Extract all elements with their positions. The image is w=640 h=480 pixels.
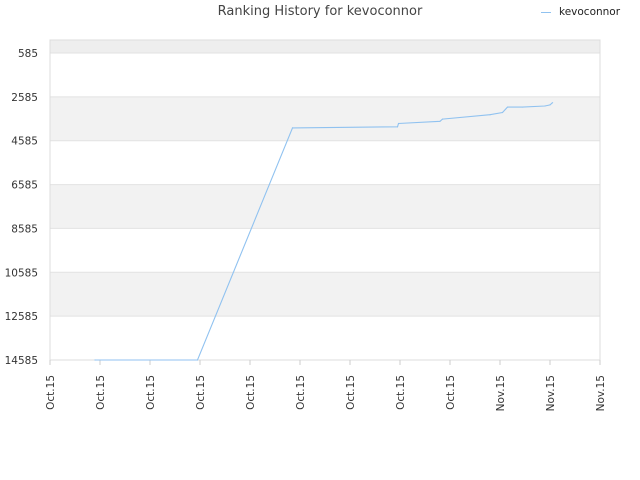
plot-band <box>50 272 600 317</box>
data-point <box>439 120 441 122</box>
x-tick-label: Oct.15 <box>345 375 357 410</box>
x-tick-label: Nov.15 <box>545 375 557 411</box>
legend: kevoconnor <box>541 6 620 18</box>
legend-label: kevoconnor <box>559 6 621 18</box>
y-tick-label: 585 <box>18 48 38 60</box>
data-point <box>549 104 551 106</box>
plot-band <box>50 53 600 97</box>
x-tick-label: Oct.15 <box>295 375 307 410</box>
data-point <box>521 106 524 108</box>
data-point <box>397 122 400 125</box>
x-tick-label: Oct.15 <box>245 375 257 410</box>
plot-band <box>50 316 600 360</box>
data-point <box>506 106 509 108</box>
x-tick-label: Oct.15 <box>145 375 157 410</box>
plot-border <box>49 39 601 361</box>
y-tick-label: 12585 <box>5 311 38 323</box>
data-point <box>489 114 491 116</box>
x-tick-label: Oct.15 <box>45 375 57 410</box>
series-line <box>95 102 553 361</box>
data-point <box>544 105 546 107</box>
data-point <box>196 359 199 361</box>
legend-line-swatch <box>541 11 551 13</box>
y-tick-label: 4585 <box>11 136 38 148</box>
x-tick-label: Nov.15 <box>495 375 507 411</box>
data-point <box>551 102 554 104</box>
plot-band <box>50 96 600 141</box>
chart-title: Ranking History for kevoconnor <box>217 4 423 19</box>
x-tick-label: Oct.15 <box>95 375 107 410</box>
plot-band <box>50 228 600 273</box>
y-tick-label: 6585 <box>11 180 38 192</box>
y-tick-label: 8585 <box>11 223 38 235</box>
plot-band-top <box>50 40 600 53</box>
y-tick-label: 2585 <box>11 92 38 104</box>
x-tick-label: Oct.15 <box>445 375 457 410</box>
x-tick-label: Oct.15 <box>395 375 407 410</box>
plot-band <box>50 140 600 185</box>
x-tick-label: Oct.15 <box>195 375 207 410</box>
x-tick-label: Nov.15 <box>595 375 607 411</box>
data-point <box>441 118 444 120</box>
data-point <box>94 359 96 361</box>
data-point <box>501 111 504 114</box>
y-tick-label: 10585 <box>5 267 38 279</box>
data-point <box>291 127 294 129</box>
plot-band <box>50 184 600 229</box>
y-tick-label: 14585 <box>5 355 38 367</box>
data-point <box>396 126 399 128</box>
--------------------------------------------------
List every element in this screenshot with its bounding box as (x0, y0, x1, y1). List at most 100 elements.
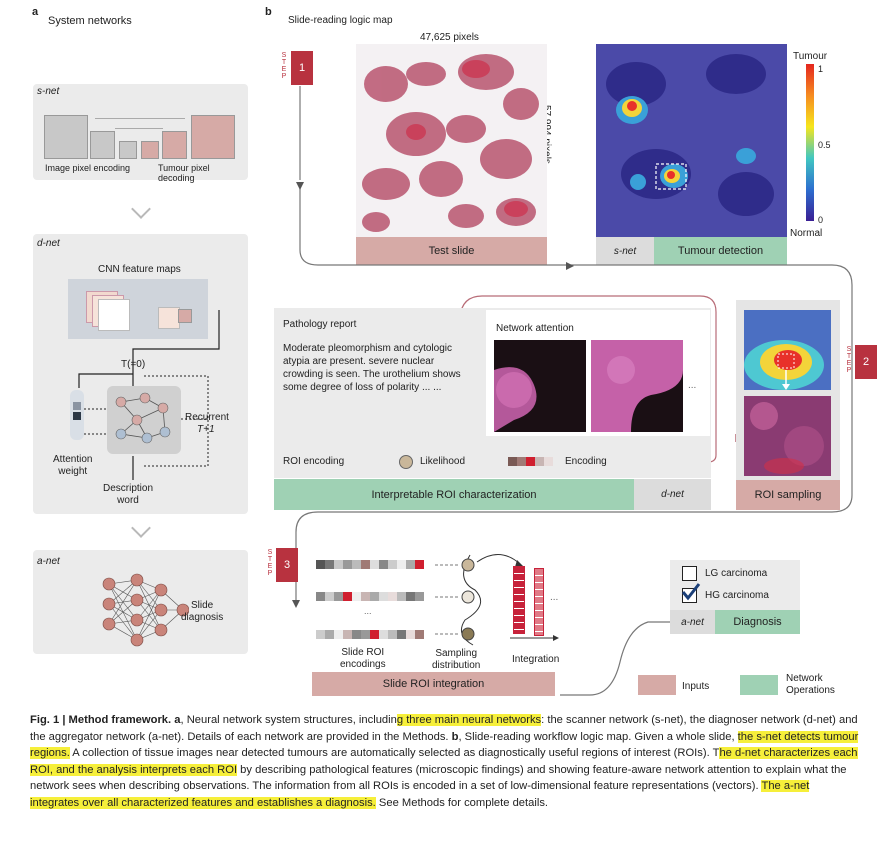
--------------------------------------------------
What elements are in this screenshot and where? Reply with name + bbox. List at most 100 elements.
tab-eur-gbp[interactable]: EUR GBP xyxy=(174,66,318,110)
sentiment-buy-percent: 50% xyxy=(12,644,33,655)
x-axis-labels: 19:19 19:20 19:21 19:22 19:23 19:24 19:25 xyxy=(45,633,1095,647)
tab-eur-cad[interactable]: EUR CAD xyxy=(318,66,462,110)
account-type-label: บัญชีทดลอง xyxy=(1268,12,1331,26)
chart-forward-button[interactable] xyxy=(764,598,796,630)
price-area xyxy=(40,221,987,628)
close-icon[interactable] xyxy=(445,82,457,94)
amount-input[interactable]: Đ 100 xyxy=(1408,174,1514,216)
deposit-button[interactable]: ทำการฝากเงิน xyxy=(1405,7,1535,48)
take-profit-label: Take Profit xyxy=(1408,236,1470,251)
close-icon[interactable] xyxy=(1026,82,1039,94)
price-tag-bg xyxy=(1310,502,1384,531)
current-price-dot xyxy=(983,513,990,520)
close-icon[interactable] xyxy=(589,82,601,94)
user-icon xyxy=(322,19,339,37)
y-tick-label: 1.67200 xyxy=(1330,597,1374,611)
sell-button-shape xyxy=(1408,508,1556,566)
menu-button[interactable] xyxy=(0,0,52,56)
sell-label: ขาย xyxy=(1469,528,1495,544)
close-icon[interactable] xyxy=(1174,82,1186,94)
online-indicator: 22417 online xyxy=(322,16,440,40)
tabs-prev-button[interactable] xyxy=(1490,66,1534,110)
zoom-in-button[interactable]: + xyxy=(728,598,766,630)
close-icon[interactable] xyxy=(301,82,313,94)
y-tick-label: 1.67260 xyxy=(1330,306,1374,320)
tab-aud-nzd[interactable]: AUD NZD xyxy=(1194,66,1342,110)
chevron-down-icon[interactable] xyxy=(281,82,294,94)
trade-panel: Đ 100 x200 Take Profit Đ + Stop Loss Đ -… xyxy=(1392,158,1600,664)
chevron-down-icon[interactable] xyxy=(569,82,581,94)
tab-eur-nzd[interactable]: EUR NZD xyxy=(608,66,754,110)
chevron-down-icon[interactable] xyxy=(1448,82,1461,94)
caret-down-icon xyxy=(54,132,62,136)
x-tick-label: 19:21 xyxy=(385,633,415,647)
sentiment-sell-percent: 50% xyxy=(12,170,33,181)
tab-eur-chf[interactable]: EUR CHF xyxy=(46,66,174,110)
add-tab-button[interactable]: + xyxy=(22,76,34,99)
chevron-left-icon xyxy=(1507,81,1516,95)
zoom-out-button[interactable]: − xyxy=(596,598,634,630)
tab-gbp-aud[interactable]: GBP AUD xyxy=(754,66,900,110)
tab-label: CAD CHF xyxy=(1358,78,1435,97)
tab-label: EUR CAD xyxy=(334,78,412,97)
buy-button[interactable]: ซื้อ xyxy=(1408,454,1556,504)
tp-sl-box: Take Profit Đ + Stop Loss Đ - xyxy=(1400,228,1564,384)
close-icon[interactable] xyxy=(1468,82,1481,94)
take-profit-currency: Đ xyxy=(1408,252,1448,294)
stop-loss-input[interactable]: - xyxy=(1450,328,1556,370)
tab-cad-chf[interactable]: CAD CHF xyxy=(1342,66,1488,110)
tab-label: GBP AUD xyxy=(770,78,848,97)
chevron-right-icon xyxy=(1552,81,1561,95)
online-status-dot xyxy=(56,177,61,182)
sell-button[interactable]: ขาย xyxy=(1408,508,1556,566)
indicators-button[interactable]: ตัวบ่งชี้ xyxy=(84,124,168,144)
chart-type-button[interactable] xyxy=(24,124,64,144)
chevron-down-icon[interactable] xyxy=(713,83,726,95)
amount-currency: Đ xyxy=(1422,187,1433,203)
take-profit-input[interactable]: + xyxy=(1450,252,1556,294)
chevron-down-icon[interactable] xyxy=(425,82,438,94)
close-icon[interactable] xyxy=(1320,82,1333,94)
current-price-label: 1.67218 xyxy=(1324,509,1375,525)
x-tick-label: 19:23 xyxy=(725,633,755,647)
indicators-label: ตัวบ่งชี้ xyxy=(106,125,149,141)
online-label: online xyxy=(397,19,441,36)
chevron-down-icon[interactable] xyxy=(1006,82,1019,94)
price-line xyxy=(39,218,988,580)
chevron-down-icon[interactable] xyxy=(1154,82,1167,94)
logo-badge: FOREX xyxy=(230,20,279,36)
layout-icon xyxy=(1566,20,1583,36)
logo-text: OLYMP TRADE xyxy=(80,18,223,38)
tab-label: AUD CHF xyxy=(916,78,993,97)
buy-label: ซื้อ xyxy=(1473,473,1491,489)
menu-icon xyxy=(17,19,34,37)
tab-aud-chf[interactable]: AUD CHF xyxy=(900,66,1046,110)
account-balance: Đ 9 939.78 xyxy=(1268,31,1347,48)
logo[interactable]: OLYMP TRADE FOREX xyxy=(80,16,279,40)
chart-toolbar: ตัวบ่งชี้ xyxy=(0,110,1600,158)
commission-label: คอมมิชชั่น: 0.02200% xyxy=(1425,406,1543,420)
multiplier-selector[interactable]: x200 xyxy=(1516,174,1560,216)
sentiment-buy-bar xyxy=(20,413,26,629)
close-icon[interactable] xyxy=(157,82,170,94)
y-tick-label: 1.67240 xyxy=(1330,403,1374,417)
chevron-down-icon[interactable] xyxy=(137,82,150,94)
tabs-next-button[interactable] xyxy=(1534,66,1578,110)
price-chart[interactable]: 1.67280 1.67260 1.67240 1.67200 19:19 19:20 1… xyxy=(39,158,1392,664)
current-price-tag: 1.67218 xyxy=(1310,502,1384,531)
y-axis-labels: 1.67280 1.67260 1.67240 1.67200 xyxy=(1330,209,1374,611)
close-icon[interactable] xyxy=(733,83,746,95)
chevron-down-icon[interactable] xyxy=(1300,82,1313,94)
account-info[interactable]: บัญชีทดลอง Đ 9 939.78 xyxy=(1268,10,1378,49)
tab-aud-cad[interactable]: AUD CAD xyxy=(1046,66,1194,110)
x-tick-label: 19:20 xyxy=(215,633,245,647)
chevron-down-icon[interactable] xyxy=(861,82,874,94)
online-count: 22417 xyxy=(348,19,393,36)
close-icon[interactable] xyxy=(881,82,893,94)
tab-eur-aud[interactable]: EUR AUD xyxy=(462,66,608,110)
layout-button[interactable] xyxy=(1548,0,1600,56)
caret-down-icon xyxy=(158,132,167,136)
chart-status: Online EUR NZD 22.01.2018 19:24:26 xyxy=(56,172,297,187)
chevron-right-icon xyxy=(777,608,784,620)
--------------------------------------------------
Starting at the line containing "Extract all elements" and ending at the line containing "x-tick-label: Oct.15 <box>45 375 57 410</box>", swap "data-point" for "data-marker" and write those items out again with nothing else changed. Leave the pictures out of the answer.

Complete response ▸
Extract all elements with their positions. The image is w=640 h=480 pixels.
plot-band <box>50 272 600 317</box>
data-marker <box>439 120 441 122</box>
x-tick-label: Oct.15 <box>345 375 357 410</box>
x-tick-label: Nov.15 <box>545 375 557 411</box>
legend: kevoconnor <box>541 6 620 18</box>
legend-label: kevoconnor <box>559 6 621 18</box>
y-tick-label: 585 <box>18 48 38 60</box>
data-marker <box>549 104 551 106</box>
plot-band <box>50 53 600 97</box>
x-tick-label: Oct.15 <box>295 375 307 410</box>
data-marker <box>521 106 524 108</box>
data-marker <box>397 122 400 125</box>
x-tick-label: Oct.15 <box>245 375 257 410</box>
plot-band <box>50 316 600 360</box>
data-marker <box>506 106 509 108</box>
x-tick-label: Oct.15 <box>145 375 157 410</box>
plot-border <box>49 39 601 361</box>
y-tick-label: 12585 <box>5 311 38 323</box>
data-marker <box>489 114 491 116</box>
x-tick-label: Oct.15 <box>45 375 57 410</box>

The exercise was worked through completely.